§ OBJECTIVE: Find the lines containing the word "tuta" and copy every one of them.

§ RECORDS PROVIDED:
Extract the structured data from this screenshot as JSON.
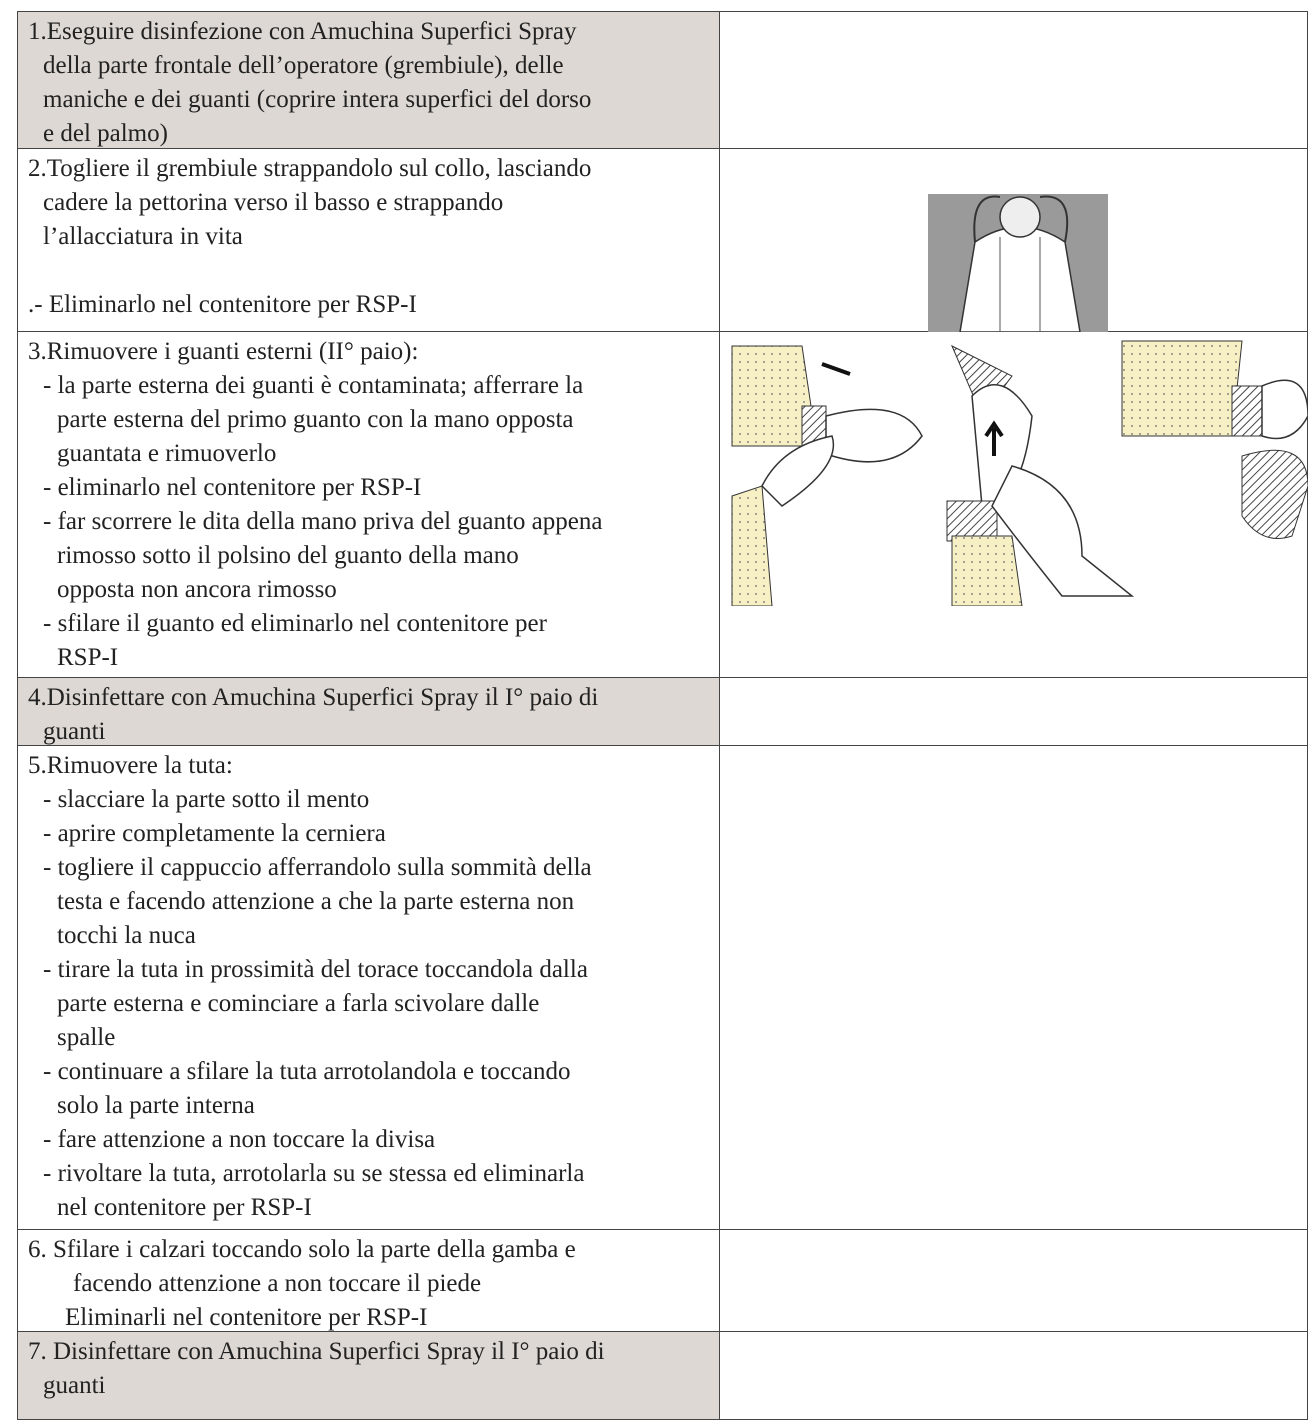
{
  "table": {
    "rows": [
      {
        "lines": [
          "1.Eseguire disinfezione con Amuchina Superfici Spray",
          "della parte frontale dell’operatore (grembiule), delle",
          "maniche e dei guanti (coprire intera superfici del dorso",
          "e del palmo)"
        ]
      },
      {
        "lines": [
          "2.Togliere il grembiule strappandolo sul collo, lasciando",
          "cadere la pettorina verso il basso e strappando",
          "l’allacciatura in vita",
          ".- Eliminarlo nel contenitore per RSP-I"
        ]
      },
      {
        "lines": [
          "3.Rimuovere i guanti esterni (II° paio):",
          "- la parte esterna dei guanti è contaminata; afferrare la",
          "parte esterna del primo guanto con la mano opposta",
          "guantata e rimuoverlo",
          "- eliminarlo nel contenitore per RSP-I",
          "- far scorrere le dita della mano priva del guanto appena",
          "rimosso sotto il polsino del guanto della mano",
          "opposta non ancora rimosso",
          "- sfilare il guanto ed eliminarlo nel contenitore per",
          "RSP-I"
        ]
      },
      {
        "lines": [
          "4.Disinfettare con Amuchina Superfici Spray il I° paio di",
          "guanti"
        ]
      },
      {
        "lines": [
          "5.Rimuovere la tuta:",
          "- slacciare la parte sotto il mento",
          "- aprire completamente la cerniera",
          "- togliere il cappuccio afferrandolo sulla sommità della",
          "testa e facendo attenzione a che la parte esterna non",
          "tocchi la nuca",
          "- tirare la tuta in prossimità del torace toccandola dalla",
          "parte esterna e cominciare a farla scivolare dalle",
          "spalle",
          "- continuare a sfilare la tuta arrotolandola e toccando",
          "solo la parte interna",
          "- fare attenzione a non toccare la divisa",
          "- rivoltare la tuta, arrotolarla su se stessa ed eliminarla",
          "nel contenitore per RSP-I"
        ]
      },
      {
        "lines": [
          "6. Sfilare i calzari toccando solo la parte della gamba e",
          "facendo attenzione a non toccare il piede",
          "Eliminarli nel contenitore per RSP-I"
        ]
      },
      {
        "lines": [
          "7. Disinfettare con Amuchina Superfici Spray il I° paio di",
          "guanti"
        ]
      }
    ]
  }
}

§ REPLY TO THE EXERCISE:
          "5.Rimuovere la tuta:",
          "- tirare la tuta in prossimità del torace toccandola dalla",
          "- continuare a sfilare la tuta arrotolandola e toccando",
          "- rivoltare la tuta, arrotolarla su se stessa ed eliminarla",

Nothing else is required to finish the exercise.